Spot every line with the word "name" and return it.

** Start of Data shown **

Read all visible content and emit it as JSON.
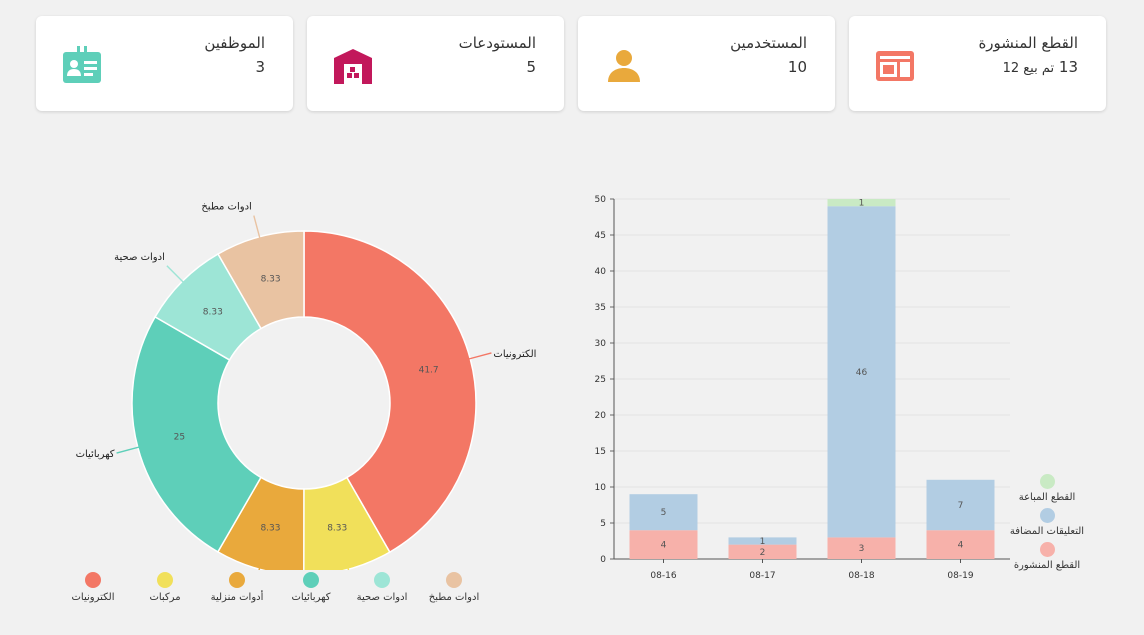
{
  "cards": [
    {
      "title": "القطع المنشورة",
      "value": "13",
      "sub": "تم بيع 12",
      "icon": "listing-icon",
      "color": "#f37765"
    },
    {
      "title": "المستخدمين",
      "value": "10",
      "icon": "user-icon",
      "color": "#e9a93c"
    },
    {
      "title": "المستودعات",
      "value": "5",
      "icon": "warehouse-icon",
      "color": "#c2185b"
    },
    {
      "title": "الموظفين",
      "value": "3",
      "icon": "id-badge-icon",
      "color": "#5ecfb9"
    }
  ],
  "donut": {
    "chart_data": {
      "type": "pie",
      "series": [
        {
          "name": "الكترونيات",
          "value": 41.7,
          "color": "#f37765"
        },
        {
          "name": "مركبات",
          "value": 8.33,
          "color": "#f1e05a"
        },
        {
          "name": "أدوات منزلية",
          "value": 8.33,
          "color": "#e9a93c"
        },
        {
          "name": "كهربائيات",
          "value": 25,
          "color": "#5ecfb9"
        },
        {
          "name": "ادوات صحية",
          "value": 8.33,
          "color": "#9de5d6"
        },
        {
          "name": "ادوات مطبخ",
          "value": 8.33,
          "color": "#e9c3a2"
        }
      ]
    }
  },
  "bar": {
    "chart_data": {
      "type": "bar",
      "categories": [
        "08-16",
        "08-17",
        "08-18",
        "08-19"
      ],
      "ylim": [
        0,
        50
      ],
      "yticks": [
        0,
        5,
        10,
        15,
        20,
        25,
        30,
        35,
        40,
        45,
        50
      ],
      "series": [
        {
          "name": "القطع المنشورة",
          "values": [
            4,
            2,
            3,
            4
          ],
          "color": "#f7b1aa"
        },
        {
          "name": "التعليقات المضافة",
          "values": [
            5,
            1,
            46,
            7
          ],
          "color": "#b2cde3"
        },
        {
          "name": "القطع المباعة",
          "values": [
            0,
            0,
            1,
            0
          ],
          "color": "#c9eac4"
        }
      ],
      "legend_order": [
        "القطع المباعة",
        "التعليقات المضافة",
        "القطع المنشورة"
      ]
    }
  }
}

** End of Data shown **

### Answer to this problem
          "name": "الكترونيات",
          "name": "مركبات",
          "name": "أدوات منزلية",
          "name": "كهربائيات",
          "name": "ادوات صحية",
          "name": "ادوات مطبخ",
          "name": "القطع المنشورة",
          "name": "التعليقات المضافة",
          "name": "القطع المباعة",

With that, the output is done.